Brief: Return the records, each one exactly as written.

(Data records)
_ _ _ _

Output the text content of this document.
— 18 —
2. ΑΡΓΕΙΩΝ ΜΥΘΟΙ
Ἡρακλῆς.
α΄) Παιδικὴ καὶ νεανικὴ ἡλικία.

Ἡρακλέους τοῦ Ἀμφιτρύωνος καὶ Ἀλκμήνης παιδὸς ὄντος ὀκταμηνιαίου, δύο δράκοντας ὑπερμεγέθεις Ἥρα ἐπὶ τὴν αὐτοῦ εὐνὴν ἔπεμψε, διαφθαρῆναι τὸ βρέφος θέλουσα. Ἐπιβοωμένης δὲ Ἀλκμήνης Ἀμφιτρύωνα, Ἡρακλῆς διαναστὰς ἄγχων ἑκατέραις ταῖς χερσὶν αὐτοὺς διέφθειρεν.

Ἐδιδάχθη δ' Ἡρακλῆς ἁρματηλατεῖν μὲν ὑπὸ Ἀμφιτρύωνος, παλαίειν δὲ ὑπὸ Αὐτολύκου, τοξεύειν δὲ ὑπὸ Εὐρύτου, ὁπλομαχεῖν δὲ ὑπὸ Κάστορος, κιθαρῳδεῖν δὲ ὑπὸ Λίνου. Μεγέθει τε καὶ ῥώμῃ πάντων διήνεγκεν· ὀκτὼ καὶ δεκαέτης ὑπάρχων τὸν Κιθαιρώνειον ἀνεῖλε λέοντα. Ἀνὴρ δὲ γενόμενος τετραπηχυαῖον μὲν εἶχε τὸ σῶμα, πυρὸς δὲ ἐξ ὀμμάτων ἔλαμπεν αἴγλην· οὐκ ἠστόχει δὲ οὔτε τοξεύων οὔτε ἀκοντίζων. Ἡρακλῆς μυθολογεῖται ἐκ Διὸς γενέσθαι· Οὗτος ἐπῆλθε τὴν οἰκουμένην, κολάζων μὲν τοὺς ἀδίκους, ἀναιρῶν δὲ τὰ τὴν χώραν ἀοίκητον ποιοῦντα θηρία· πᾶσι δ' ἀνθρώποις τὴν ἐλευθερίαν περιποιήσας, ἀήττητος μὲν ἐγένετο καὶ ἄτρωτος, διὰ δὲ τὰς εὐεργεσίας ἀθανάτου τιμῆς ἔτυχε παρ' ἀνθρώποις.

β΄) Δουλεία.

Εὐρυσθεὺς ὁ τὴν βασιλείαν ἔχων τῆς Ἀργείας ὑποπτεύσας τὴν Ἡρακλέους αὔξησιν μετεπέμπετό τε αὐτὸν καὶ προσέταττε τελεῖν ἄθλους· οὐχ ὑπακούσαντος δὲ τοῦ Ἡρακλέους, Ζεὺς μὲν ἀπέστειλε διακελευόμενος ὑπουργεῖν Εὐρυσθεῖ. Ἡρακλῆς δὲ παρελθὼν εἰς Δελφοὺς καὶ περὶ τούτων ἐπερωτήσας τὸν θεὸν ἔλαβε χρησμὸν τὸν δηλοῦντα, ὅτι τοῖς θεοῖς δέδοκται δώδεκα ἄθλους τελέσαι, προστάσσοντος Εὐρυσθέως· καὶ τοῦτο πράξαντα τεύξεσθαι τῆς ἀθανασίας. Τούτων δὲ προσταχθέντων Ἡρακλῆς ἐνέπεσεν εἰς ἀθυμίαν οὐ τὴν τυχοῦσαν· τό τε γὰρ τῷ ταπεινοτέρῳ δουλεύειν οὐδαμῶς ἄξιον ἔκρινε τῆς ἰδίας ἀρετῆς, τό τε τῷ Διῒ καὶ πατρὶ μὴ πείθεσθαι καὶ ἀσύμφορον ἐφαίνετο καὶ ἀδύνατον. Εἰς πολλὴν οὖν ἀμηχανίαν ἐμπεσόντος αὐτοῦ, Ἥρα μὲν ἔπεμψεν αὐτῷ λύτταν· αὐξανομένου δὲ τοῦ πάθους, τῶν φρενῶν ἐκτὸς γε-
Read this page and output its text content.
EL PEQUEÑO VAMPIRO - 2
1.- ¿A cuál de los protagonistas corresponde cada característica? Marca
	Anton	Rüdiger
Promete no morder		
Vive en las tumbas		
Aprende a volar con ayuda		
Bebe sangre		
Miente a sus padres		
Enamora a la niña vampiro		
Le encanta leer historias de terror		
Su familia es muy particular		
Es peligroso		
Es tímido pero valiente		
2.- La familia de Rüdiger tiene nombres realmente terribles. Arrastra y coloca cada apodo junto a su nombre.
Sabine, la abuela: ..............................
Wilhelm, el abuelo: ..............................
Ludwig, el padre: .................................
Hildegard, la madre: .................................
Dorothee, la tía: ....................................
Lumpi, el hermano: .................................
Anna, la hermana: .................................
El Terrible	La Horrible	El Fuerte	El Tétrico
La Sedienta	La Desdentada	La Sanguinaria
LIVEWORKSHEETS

_ _ _ _

Answer to the problem:
Output the text content of this document.
— 18 —
2. ΑΡΓΕΙΩΝ ΜΥΘΟΙ
Ἡρακλῆς.
α΄) Παιδικὴ καὶ νεανικὴ ἡλικία.

Ἡρακλέους τοῦ Ἀμφιτρύωνος καὶ Ἀλκμήνης παιδὸς ὄντος ὀκταμηνιαίου, δύο δράκοντας ὑπερμεγέθεις Ἥρα ἐπὶ τὴν αὐτοῦ εὐνὴν ἔπεμψε, διαφθαρῆναι τὸ βρέφος θέλουσα. Ἐπιβοωμένης δὲ Ἀλκμήνης Ἀμφιτρύωνα, Ἡρακλῆς διαναστὰς ἄγχων ἑκατέραις ταῖς χερσὶν αὐτοὺς διέφθειρεν.

Ἐδιδάχθη δ' Ἡρακλῆς ἁρματηλατεῖν μὲν ὑπὸ Ἀμφιτρύωνος, παλαίειν δὲ ὑπὸ Αὐτολύκου, τοξεύειν δὲ ὑπὸ Εὐρύτου, ὁπλομαχεῖν δὲ ὑπὸ Κάστορος, κιθαρῳδεῖν δὲ ὑπὸ Λίνου. Μεγέθει τε καὶ ῥώμῃ πάντων διήνεγκεν· ὀκτὼ καὶ δεκαέτης ὑπάρχων τὸν Κιθαιρώνειον ἀνεῖλε λέοντα. Ἀνὴρ δὲ γενόμενος τετραπηχυαῖον μὲν εἶχε τὸ σῶμα, πυρὸς δὲ ἐξ ὀμμάτων ἔλαμπεν αἴγλην· οὐκ ἠστόχει δὲ οὔτε τοξεύων οὔτε ἀκοντίζων. Ἡρακλῆς μυθολογεῖται ἐκ Διὸς γενέσθαι· Οὗτος ἐπῆλθε τὴν οἰκουμένην, κολάζων μὲν τοὺς ἀδίκους, ἀναιρῶν δὲ τὰ τὴν χώραν ἀοίκητον ποιοῦντα θηρία· πᾶσι δ' ἀνθρώποις τὴν ἐλευθερίαν περιποιήσας, ἀήττητος μὲν ἐγένετο καὶ ἄτρωτος, διὰ δὲ τὰς εὐεργεσίας ἀθανάτου τιμῆς ἔτυχε παρ' ἀνθρώποις.

β΄) Δουλεία.

Εὐρυσθεὺς ὁ τὴν βασιλείαν ἔχων τῆς Ἀργείας ὑποπτεύσας τὴν Ἡρακλέους αὔξησιν μετεπέμπετό τε αὐτὸν καὶ προσέταττε τελεῖν ἄθλους· οὐχ ὑπακούσαντος δὲ τοῦ Ἡρακλέους, Ζεὺς μὲν ἀπέστειλε διακελευόμενος ὑπουργεῖν Εὐρυσθεῖ. Ἡρακλῆς δὲ παρελθὼν εἰς Δελφοὺς καὶ περὶ τούτων ἐπερωτήσας τὸν θεὸν ἔλαβε χρησμὸν τὸν δηλοῦντα, ὅτι τοῖς θεοῖς δέδοκται δώδεκα ἄθλους τελέσαι, προστάσσοντος Εὐρυσθέως· καὶ τοῦτο πράξαντα τεύξεσθαι τῆς ἀθανασίας. Τούτων δὲ προσταχθέντων Ἡρακλῆς ἐνέπεσεν εἰς ἀθυμίαν οὐ τὴν τυχοῦσαν· τό τε γὰρ τῷ ταπεινοτέρῳ δουλεύειν οὐδαμῶς ἄξιον ἔκρινε τῆς ἰδίας ἀρετῆς, τό τε τῷ Διῒ καὶ πατρὶ μὴ πείθεσθαι καὶ ἀσύμφορον ἐφαίνετο καὶ ἀδύνατον. Εἰς πολλὴν οὖν ἀμηχανίαν ἐμπεσόντος αὐτοῦ, Ἥρα μὲν ἔπεμψεν αὐτῷ λύτταν· αὐξανομένου δὲ τοῦ πάθους, τῶν φρενῶν ἐκτὸς γε-
Read this page and output its text content.
EL PEQUEÑO VAMPIRO - 2
1.- ¿A cuál de los protagonistas corresponde cada característica? Marca
	Anton	Rüdiger
Promete no morder		
Vive en las tumbas		
Aprende a volar con ayuda		
Bebe sangre		
Miente a sus padres		
Enamora a la niña vampiro		
Le encanta leer historias de terror		
Su familia es muy particular		
Es peligroso		
Es tímido pero valiente		
2.- La familia de Rüdiger tiene nombres realmente terribles. Arrastra y coloca cada apodo junto a su nombre.
Sabine, la abuela: ..............................
Wilhelm, el abuelo: ..............................
Ludwig, el padre: .................................
Hildegard, la madre: .................................
Dorothee, la tía: ....................................
Lumpi, el hermano: .................................
Anna, la hermana: .................................
El Terrible	La Horrible	El Fuerte	El Tétrico
La Sedienta	La Desdentada	La Sanguinaria
LIVEWORKSHEETS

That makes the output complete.